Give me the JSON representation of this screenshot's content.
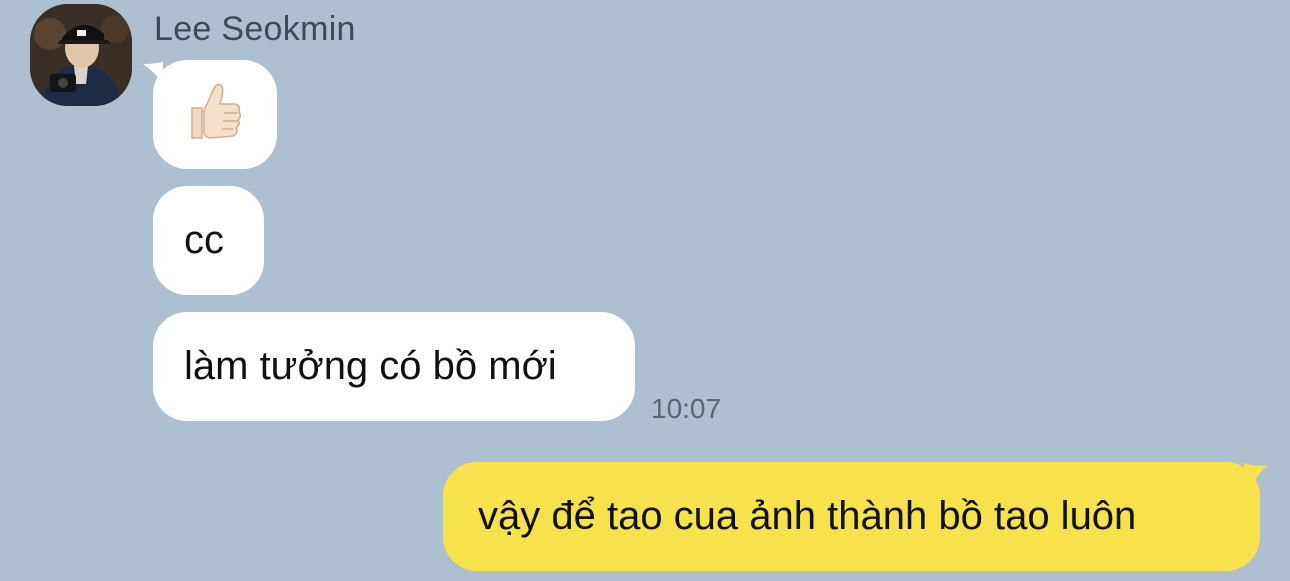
{
  "sender": {
    "name": "Lee Seokmin"
  },
  "incoming_messages": [
    {
      "kind": "emoji",
      "icon": "thumbs-up-icon"
    },
    {
      "kind": "text",
      "text": "cc"
    },
    {
      "kind": "text",
      "text": "làm tưởng có bồ mới"
    }
  ],
  "incoming_time": "10:07",
  "outgoing_messages": [
    {
      "kind": "text",
      "text": "vậy để tao cua ảnh thành bồ tao luôn"
    }
  ],
  "colors": {
    "background": "#aec0d0",
    "incoming_bubble": "#ffffff",
    "outgoing_bubble": "#f7e14d"
  }
}
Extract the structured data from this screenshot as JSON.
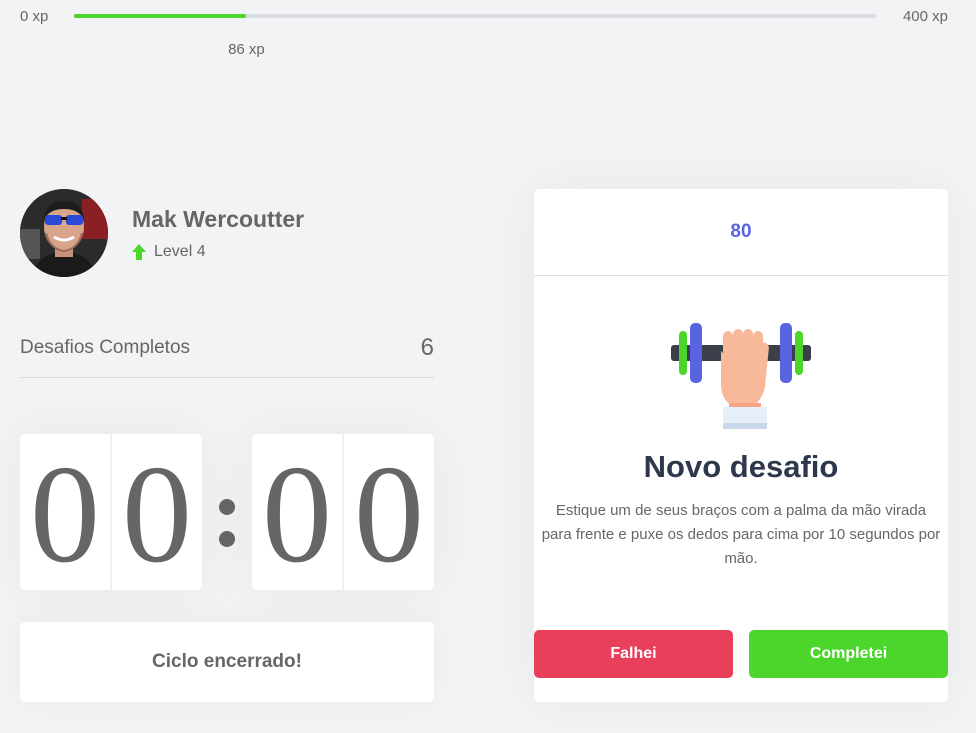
{
  "xp": {
    "min_label": "0 xp",
    "max_label": "400 xp",
    "current_label": "86 xp",
    "current": 86,
    "max": 400,
    "fill_color": "#4cd62b"
  },
  "profile": {
    "name": "Mak Wercoutter",
    "level_label": "Level 4",
    "level_icon": "level-up-arrow-icon"
  },
  "completed": {
    "label": "Desafios Completos",
    "count": "6"
  },
  "countdown": {
    "minute_left": "0",
    "minute_right": "0",
    "second_left": "0",
    "second_right": "0"
  },
  "cycle_button_label": "Ciclo encerrado!",
  "challenge": {
    "amount": "80",
    "icon": "dumbbell-hand-icon",
    "title": "Novo desafio",
    "description": "Estique um de seus braços com a palma da mão virada para frente e puxe os dedos para cima por 10 segundos por mão.",
    "fail_label": "Falhei",
    "done_label": "Completei"
  },
  "colors": {
    "background": "#f2f3f5",
    "green": "#4cd62b",
    "red": "#e83f5b",
    "blue": "#5965e0",
    "title": "#2e384d"
  }
}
☆ ☆ ☆ ☆
[Your instructions] Omit the pictures, and quote the material above exactly as given.

[Answer for this exercise]
Give me the JSON representation of this screenshot's content.
{
  "sender": {
    "name": "Lee Seokmin"
  },
  "incoming_messages": [
    {
      "kind": "emoji",
      "icon": "thumbs-up-icon"
    },
    {
      "kind": "text",
      "text": "cc"
    },
    {
      "kind": "text",
      "text": "làm tưởng có bồ mới"
    }
  ],
  "incoming_time": "10:07",
  "outgoing_messages": [
    {
      "kind": "text",
      "text": "vậy để tao cua ảnh thành bồ tao luôn"
    }
  ],
  "colors": {
    "background": "#aec0d0",
    "incoming_bubble": "#ffffff",
    "outgoing_bubble": "#f7e14d"
  }
}
Extract the structured data from this screenshot as JSON.
{
  "xp": {
    "min_label": "0 xp",
    "max_label": "400 xp",
    "current_label": "86 xp",
    "current": 86,
    "max": 400,
    "fill_color": "#4cd62b"
  },
  "profile": {
    "name": "Mak Wercoutter",
    "level_label": "Level 4",
    "level_icon": "level-up-arrow-icon"
  },
  "completed": {
    "label": "Desafios Completos",
    "count": "6"
  },
  "countdown": {
    "minute_left": "0",
    "minute_right": "0",
    "second_left": "0",
    "second_right": "0"
  },
  "cycle_button_label": "Ciclo encerrado!",
  "challenge": {
    "amount": "80",
    "icon": "dumbbell-hand-icon",
    "title": "Novo desafio",
    "description": "Estique um de seus braços com a palma da mão virada para frente e puxe os dedos para cima por 10 segundos por mão.",
    "fail_label": "Falhei",
    "done_label": "Completei"
  },
  "colors": {
    "background": "#f2f3f5",
    "green": "#4cd62b",
    "red": "#e83f5b",
    "blue": "#5965e0",
    "title": "#2e384d"
  }
}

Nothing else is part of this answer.